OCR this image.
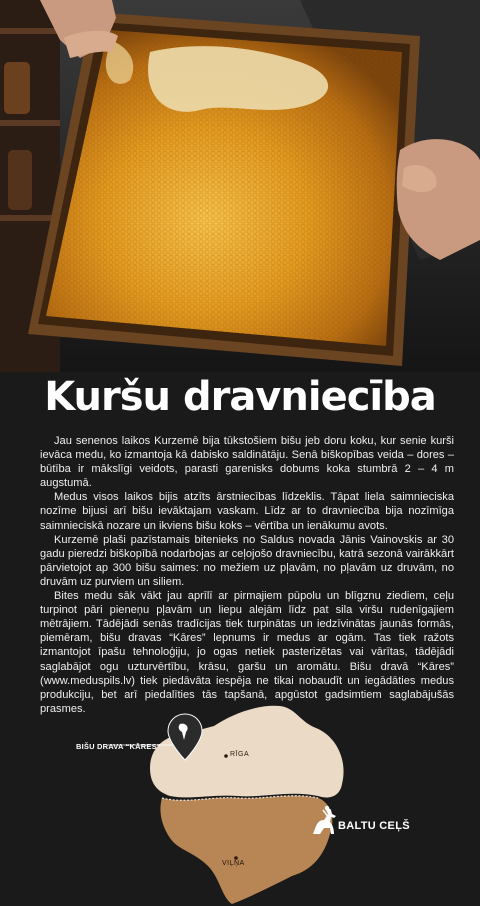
Kuršu dravniecība

Jau senenos laikos Kurzemē bija tūkstošiem bišu jeb doru koku, kur senie kurši ievāca medu, ko izmantoja kā dabisko saldinātāju. Senā biškopības veida – dores – būtība ir mākslīgi veidots, parasti garenisks dobums koka stumbrā 2 – 4 m augstumā.

Medus visos laikos bijis atzīts ārstniecības līdzeklis. Tāpat liela saimnieciska nozīme bijusi arī bišu ievāktajam vaskam. Līdz ar to dravniecība bija nozīmīga saimnieciskā nozare un ikviens bišu koks – vērtība un ienākumu avots.

Kurzemē plaši pazīstamais bitenieks no Saldus novada Jānis Vainovskis ar 30 gadu pieredzi biškopībā nodarbojas ar ceļojošo dravniecību, katrā sezonā vairākkārt pārvietojot ap 300 bišu saimes: no mežiem uz pļavām, no pļavām uz druvām, no druvām uz purviem un siliem.

Bites medu sāk vākt jau aprīlī ar pirmajiem pūpolu un blīgznu ziediem, ceļu turpinot pāri pieneņu pļavām un liepu alejām līdz pat sila viršu rudenīgajiem mētrājiem. Tādējādi senās tradīcijas tiek turpinātas un iedzīvinātas jaunās formās, piemēram, bišu dravas “Kāres” lepnums ir medus ar ogām. Tas tiek ražots izmantojot īpašu tehnoloģiju, jo ogas netiek pasterizētas vai vārītas, tādējādi saglabājot ogu uzturvērtību, krāsu, garšu un aromātu. Bišu dravā “Kāres” (www.meduspils.lv) tiek piedāvāta iespēja ne tikai nobaudīt un iegādāties medus produkciju, bet arī piedalīties tās tapšanā, apgūstot gadsimtiem saglabājušās prasmes.

BIŠU DRAVA “KĀRES”
RĪGA
VIĻŅA
BALTU CEĻŠ
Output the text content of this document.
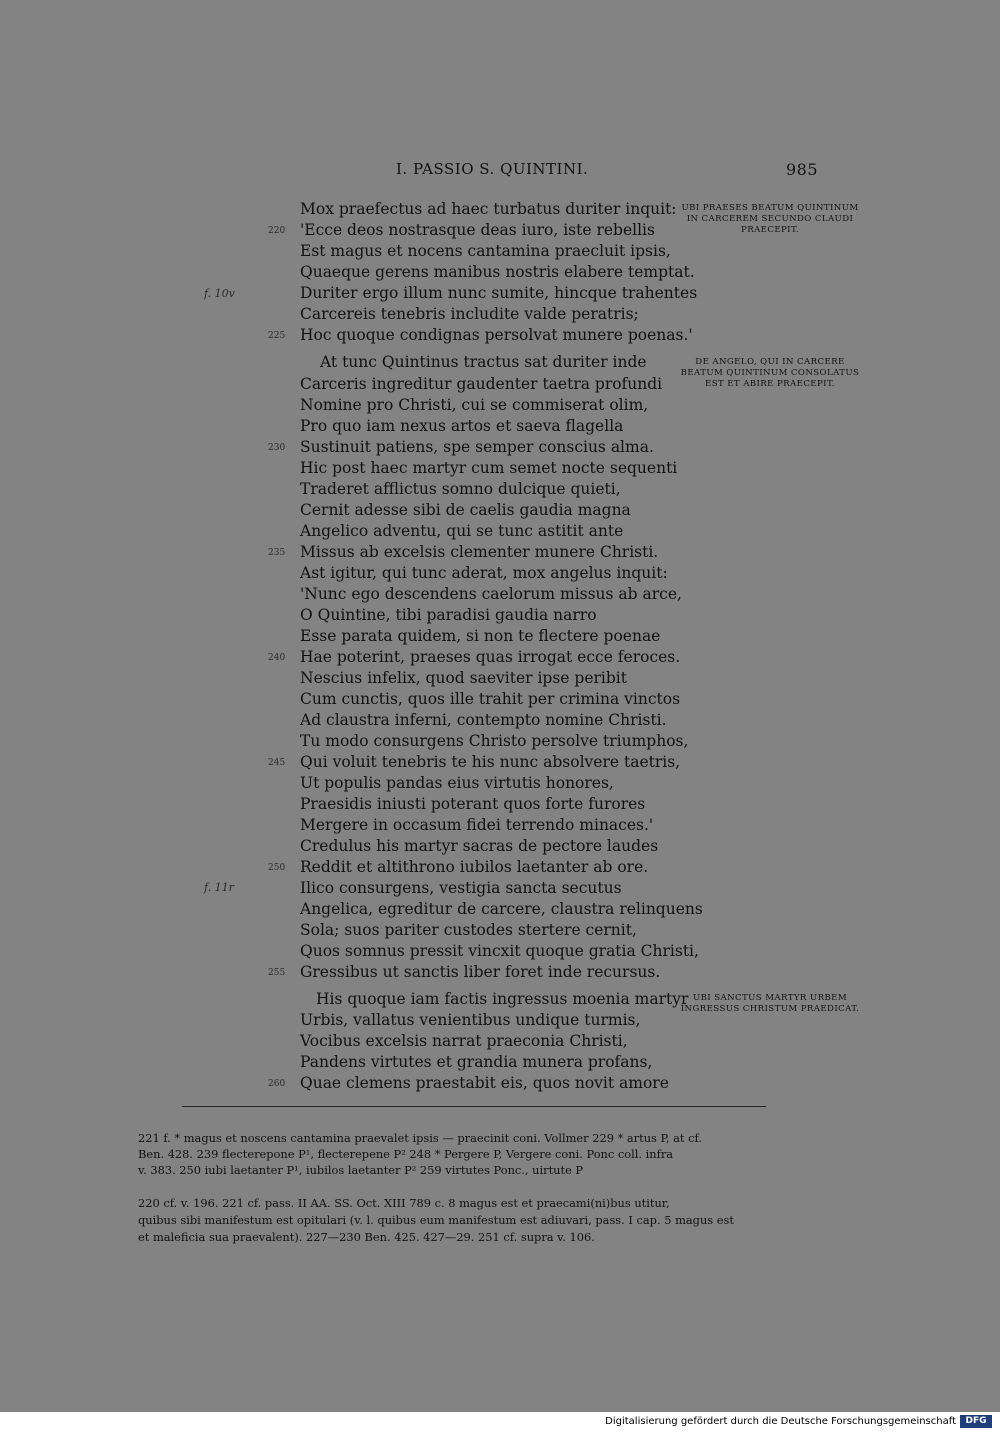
I. PASSIO S. QUINTINI.	985
Mox praefectus ad haec turbatus duriter inquit:
'Ecce deos nostrasque deas iuro, iste rebellis
Est magus et nocens cantamina praecluit ipsis,
Quaeque gerens manibus nostris elabere temptat.
Duriter ergo illum nunc sumite, hincque trahentes
Carcereis tenebris includite valde peratris;
Hoc quoque condignas persolvat munere poenas.'
At tunc Quintinus tractus sat duriter inde
Carceris ingreditur gaudenter taetra profundi
Nomine pro Christi, cui se commiserat olim,
Pro quo iam nexus artos et saeva flagella
Sustinuit patiens, spe semper conscius alma.
Hic post haec martyr cum semet nocte sequenti
Traderet afflictus somno dulcique quieti,
Cernit adesse sibi de caelis gaudia magna
Angelico adventu, qui se tunc astitit ante
Missus ab excelsis clementer munere Christi.
Ast igitur, qui tunc aderat, mox angelus inquit:
'Nunc ego descendens caelorum missus ab arce,
O Quintine, tibi paradisi gaudia narro
Esse parata quidem, si non te flectere poenae
Hae poterint, praeses quas irrogat ecce feroces.
Nescius infelix, quod saeviter ipse peribit
Cum cunctis, quos ille trahit per crimina vinctos
Ad claustra inferni, contempto nomine Christi.
Tu modo consurgens Christo persolve triumphos,
Qui voluit tenebris te his nunc absolvere taetris,
Ut populis pandas eius virtutis honores,
Praesidis iniusti poterant quos forte furores
Mergere in occasum fidei terrendo minaces.'
Credulus his martyr sacras de pectore laudes
Reddit et altithrono iubilos laetanter ab ore.
Ilico consurgens, vestigia sancta secutus
Angelica, egreditur de carcere, claustra relinquens
Sola; suos pariter custodes stertere cernit,
Quos somnus pressit vincxit quoque gratia Christi,
Gressibus ut sanctis liber foret inde recursus.
His quoque iam factis ingressus moenia martyr
Urbis, vallatus venientibus undique turmis,
Vocibus excelsis narrat praeconia Christi,
Pandens virtutes et grandia munera profans,
Quae clemens praestabit eis, quos novit amore
220
225
230
235
240
245
250
255
260
f. 10v
f. 11r
UBI PRAESES BEATUM QUINTINUM IN CARCEREM SECUNDO CLAUDI PRAECEPIT.
DE ANGELO, QUI IN CARCERE BEATUM QUINTINUM CONSOLATUS EST ET ABIRE PRAECEPIT.
UBI SANCTUS MARTYR URBEM INGRESSUS CHRISTUM PRAEDICAT.
221 f. * magus et noscens cantamina praevalet ipsis — praecinit coni. Vollmer 229 * artus P, at cf.
Ben. 428. 239 flecterepone P¹, flecterepene P² 248 * Pergere P, Vergere coni. Ponc coll. infra
v. 383. 250 iubi laetanter P¹, iubilos laetanter P² 259 virtutes Ponc., uirtute P
220 cf. v. 196. 221 cf. pass. II AA. SS. Oct. XIII 789 c. 8 magus est et praecami(ni)bus utitur,
quibus sibi manifestum est opitulari (v. l. quibus eum manifestum est adiuvari, pass. I cap. 5 magus est
et maleficia sua praevalent). 227—230 Ben. 425. 427—29. 251 cf. supra v. 106.
Digitalisierung gefördert durch die Deutsche Forschungsgemeinschaft	DFG
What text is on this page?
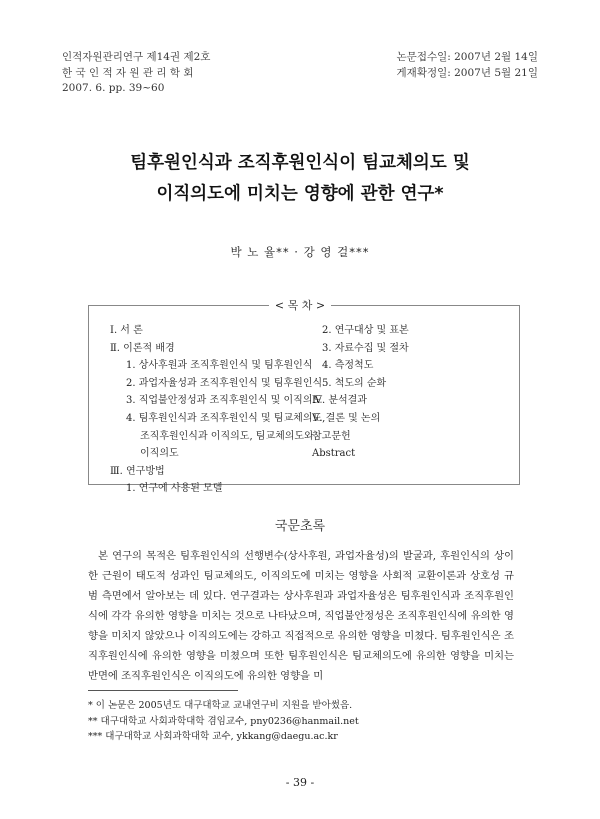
인적자원관리연구 제14권 제2호
한 국 인 적 자 원 관 리 학 회
2007. 6. pp. 39~60
논문접수일: 2007년 2월 14일
게재확정일: 2007년 5월 21일
팀후원인식과 조직후원인식이 팀교체의도 및
이직의도에 미치는 영향에 관한 연구*
박 노 율** · 강 영 걸***
< 목 차 >
Ⅰ. 서 론
Ⅱ. 이론적 배경
1. 상사후원과 조직후원인식 및 팀후원인식
2. 과업자율성과 조직후원인식 및 팀후원인식
3. 직업불안정성과 조직후원인식 및 이직의도
4. 팀후원인식과 조직후원인식 및 팀교체의도,
조직후원인식과 이직의도, 팀교체의도와
이직의도
Ⅲ. 연구방법
1. 연구에 사용된 모델
2. 연구대상 및 표본
3. 자료수집 및 절차
4. 측정척도
5. 척도의 순화
Ⅳ. 분석결과
Ⅴ. 결론 및 논의
참고문헌
Abstract
국문초록

본 연구의 목적은 팀후원인식의 선행변수(상사후원, 과업자율성)의 발굴과, 후원인식의 상이한 근원이 태도적 성과인 팀교체의도, 이직의도에 미치는 영향을 사회적 교환이론과 상호성 규범 측면에서 알아보는 데 있다. 연구결과는 상사후원과 과업자율성은 팀후원인식과 조직후원인식에 각각 유의한 영향을 미치는 것으로 나타났으며, 직업불안정성은 조직후원인식에 유의한 영향을 미치지 않았으나 이직의도에는 강하고 직접적으로 유의한 영향을 미쳤다. 팀후원인식은 조직후원인식에 유의한 영향을 미쳤으며 또한 팀후원인식은 팀교체의도에 유의한 영향을 미치는 반면에 조직후원인식은 이직의도에 유의한 영향을 미

* 이 논문은 2005년도 대구대학교 교내연구비 지원을 받아썼음.
** 대구대학교 사회과학대학 겸임교수, pny0236@hanmail.net
*** 대구대학교 사회과학대학 교수, ykkang@daegu.ac.kr
- 39 -
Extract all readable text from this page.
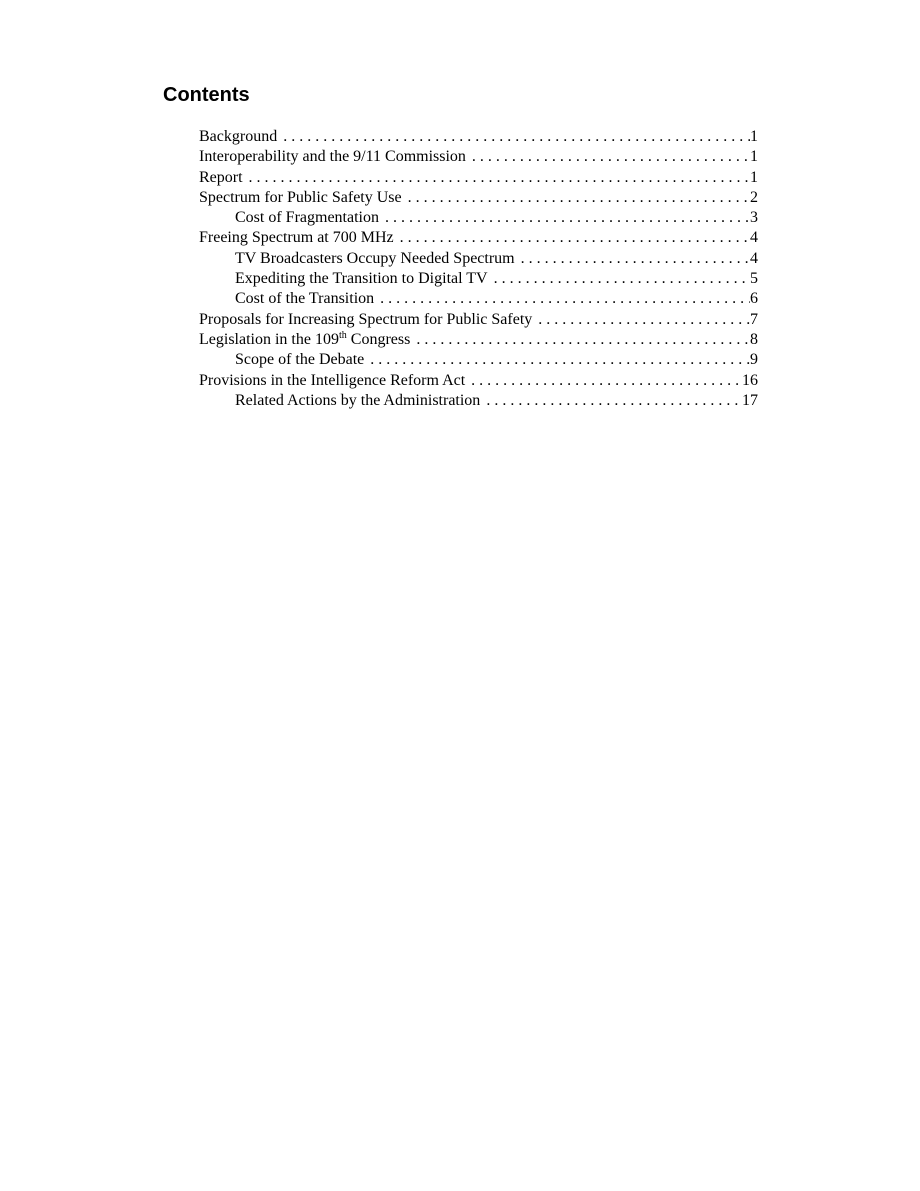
Contents
Background . . .	1
Interoperability and the 9/11 Commission . . .	1
Report . . .	1
Spectrum for Public Safety Use . . .	2
Cost of Fragmentation . . .	3
Freeing Spectrum at 700 MHz . . .	4
TV Broadcasters Occupy Needed Spectrum . . .	4
Expediting the Transition to Digital TV . . .	5
Cost of the Transition . . .	6
Proposals for Increasing Spectrum for Public Safety . . .	7
Legislation in the 109th Congress . . .	8
Scope of the Debate . . .	9
Provisions in the Intelligence Reform Act . . .	16
Related Actions by the Administration . . .	17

++++++

Extract the full listing above verbatim; pictures are to be left out of the copy.

→ Task solution
OCR this image.
Kuršu dravniecība

Jau senenos laikos Kurzemē bija tūkstošiem bišu jeb doru koku, kur senie kurši ievāca medu, ko izmantoja kā dabisko saldinātāju. Senā biškopības veida – dores – būtība ir mākslīgi veidots, parasti garenisks dobums koka stumbrā 2 – 4 m augstumā.

Medus visos laikos bijis atzīts ārstniecības līdzeklis. Tāpat liela saimnieciska nozīme bijusi arī bišu ievāktajam vaskam. Līdz ar to dravniecība bija nozīmīga saimnieciskā nozare un ikviens bišu koks – vērtība un ienākumu avots.

Kurzemē plaši pazīstamais bitenieks no Saldus novada Jānis Vainovskis ar 30 gadu pieredzi biškopībā nodarbojas ar ceļojošo dravniecību, katrā sezonā vairākkārt pārvietojot ap 300 bišu saimes: no mežiem uz pļavām, no pļavām uz druvām, no druvām uz purviem un siliem.

Bites medu sāk vākt jau aprīlī ar pirmajiem pūpolu un blīgznu ziediem, ceļu turpinot pāri pieneņu pļavām un liepu alejām līdz pat sila viršu rudenīgajiem mētrājiem. Tādējādi senās tradīcijas tiek turpinātas un iedzīvinātas jaunās formās, piemēram, bišu dravas “Kāres” lepnums ir medus ar ogām. Tas tiek ražots izmantojot īpašu tehnoloģiju, jo ogas netiek pasterizētas vai vārītas, tādējādi saglabājot ogu uzturvērtību, krāsu, garšu un aromātu. Bišu dravā “Kāres” (www.meduspils.lv) tiek piedāvāta iespēja ne tikai nobaudīt un iegādāties medus produkciju, bet arī piedalīties tās tapšanā, apgūstot gadsimtiem saglabājušās prasmes.

BIŠU DRAVA “KĀRES”
RĪGA
VIĻŅA
BALTU CEĻŠ
Output the text content of this document.
I. PASSIO S. QUINTINI.	985
Mox praefectus ad haec turbatus duriter inquit:
'Ecce deos nostrasque deas iuro, iste rebellis
Est magus et nocens cantamina praecluit ipsis,
Quaeque gerens manibus nostris elabere temptat.
Duriter ergo illum nunc sumite, hincque trahentes
Carcereis tenebris includite valde peratris;
Hoc quoque condignas persolvat munere poenas.'
At tunc Quintinus tractus sat duriter inde
Carceris ingreditur gaudenter taetra profundi
Nomine pro Christi, cui se commiserat olim,
Pro quo iam nexus artos et saeva flagella
Sustinuit patiens, spe semper conscius alma.
Hic post haec martyr cum semet nocte sequenti
Traderet afflictus somno dulcique quieti,
Cernit adesse sibi de caelis gaudia magna
Angelico adventu, qui se tunc astitit ante
Missus ab excelsis clementer munere Christi.
Ast igitur, qui tunc aderat, mox angelus inquit:
'Nunc ego descendens caelorum missus ab arce,
O Quintine, tibi paradisi gaudia narro
Esse parata quidem, si non te flectere poenae
Hae poterint, praeses quas irrogat ecce feroces.
Nescius infelix, quod saeviter ipse peribit
Cum cunctis, quos ille trahit per crimina vinctos
Ad claustra inferni, contempto nomine Christi.
Tu modo consurgens Christo persolve triumphos,
Qui voluit tenebris te his nunc absolvere taetris,
Ut populis pandas eius virtutis honores,
Praesidis iniusti poterant quos forte furores
Mergere in occasum fidei terrendo minaces.'
Credulus his martyr sacras de pectore laudes
Reddit et altithrono iubilos laetanter ab ore.
Ilico consurgens, vestigia sancta secutus
Angelica, egreditur de carcere, claustra relinquens
Sola; suos pariter custodes stertere cernit,
Quos somnus pressit vincxit quoque gratia Christi,
Gressibus ut sanctis liber foret inde recursus.
His quoque iam factis ingressus moenia martyr
Urbis, vallatus venientibus undique turmis,
Vocibus excelsis narrat praeconia Christi,
Pandens virtutes et grandia munera profans,
Quae clemens praestabit eis, quos novit amore
220
225
230
235
240
245
250
255
260
f. 10v
f. 11r
UBI PRAESES BEATUM QUINTINUM IN CARCEREM SECUNDO CLAUDI PRAECEPIT.
DE ANGELO, QUI IN CARCERE BEATUM QUINTINUM CONSOLATUS EST ET ABIRE PRAECEPIT.
UBI SANCTUS MARTYR URBEM INGRESSUS CHRISTUM PRAEDICAT.
221 f. * magus et noscens cantamina praevalet ipsis — praecinit coni. Vollmer 229 * artus P, at cf.
Ben. 428. 239 flecterepone P¹, flecterepene P² 248 * Pergere P, Vergere coni. Ponc coll. infra
v. 383. 250 iubi laetanter P¹, iubilos laetanter P² 259 virtutes Ponc., uirtute P
220 cf. v. 196. 221 cf. pass. II AA. SS. Oct. XIII 789 c. 8 magus est et praecami(ni)bus utitur,
quibus sibi manifestum est opitulari (v. l. quibus eum manifestum est adiuvari, pass. I cap. 5 magus est
et maleficia sua praevalent). 227—230 Ben. 425. 427—29. 251 cf. supra v. 106.
Digitalisierung gefördert durch die Deutsche Forschungsgemeinschaft	DFG
What text is on this page?
인적자원관리연구 제14권 제2호
한 국 인 적 자 원 관 리 학 회
2007. 6. pp. 39~60
논문접수일: 2007년 2월 14일
게재확정일: 2007년 5월 21일
팀후원인식과 조직후원인식이 팀교체의도 및
이직의도에 미치는 영향에 관한 연구*
박 노 율** · 강 영 걸***
< 목 차 >
Ⅰ. 서 론
Ⅱ. 이론적 배경
1. 상사후원과 조직후원인식 및 팀후원인식
2. 과업자율성과 조직후원인식 및 팀후원인식
3. 직업불안정성과 조직후원인식 및 이직의도
4. 팀후원인식과 조직후원인식 및 팀교체의도,
조직후원인식과 이직의도, 팀교체의도와
이직의도
Ⅲ. 연구방법
1. 연구에 사용된 모델
2. 연구대상 및 표본
3. 자료수집 및 절차
4. 측정척도
5. 척도의 순화
Ⅳ. 분석결과
Ⅴ. 결론 및 논의
참고문헌
Abstract
국문초록

본 연구의 목적은 팀후원인식의 선행변수(상사후원, 과업자율성)의 발굴과, 후원인식의 상이한 근원이 태도적 성과인 팀교체의도, 이직의도에 미치는 영향을 사회적 교환이론과 상호성 규범 측면에서 알아보는 데 있다. 연구결과는 상사후원과 과업자율성은 팀후원인식과 조직후원인식에 각각 유의한 영향을 미치는 것으로 나타났으며, 직업불안정성은 조직후원인식에 유의한 영향을 미치지 않았으나 이직의도에는 강하고 직접적으로 유의한 영향을 미쳤다. 팀후원인식은 조직후원인식에 유의한 영향을 미쳤으며 또한 팀후원인식은 팀교체의도에 유의한 영향을 미치는 반면에 조직후원인식은 이직의도에 유의한 영향을 미

* 이 논문은 2005년도 대구대학교 교내연구비 지원을 받아썼음.
** 대구대학교 사회과학대학 겸임교수, pny0236@hanmail.net
*** 대구대학교 사회과학대학 교수, ykkang@daegu.ac.kr
- 39 -
Extract all readable text from this page.
Contents
Background . . .	1
Interoperability and the 9/11 Commission . . .	1
Report . . .	1
Spectrum for Public Safety Use . . .	2
Cost of Fragmentation . . .	3
Freeing Spectrum at 700 MHz . . .	4
TV Broadcasters Occupy Needed Spectrum . . .	4
Expediting the Transition to Digital TV . . .	5
Cost of the Transition . . .	6
Proposals for Increasing Spectrum for Public Safety . . .	7
Legislation in the 109th Congress . . .	8
Scope of the Debate . . .	9
Provisions in the Intelligence Reform Act . . .	16
Related Actions by the Administration . . .	17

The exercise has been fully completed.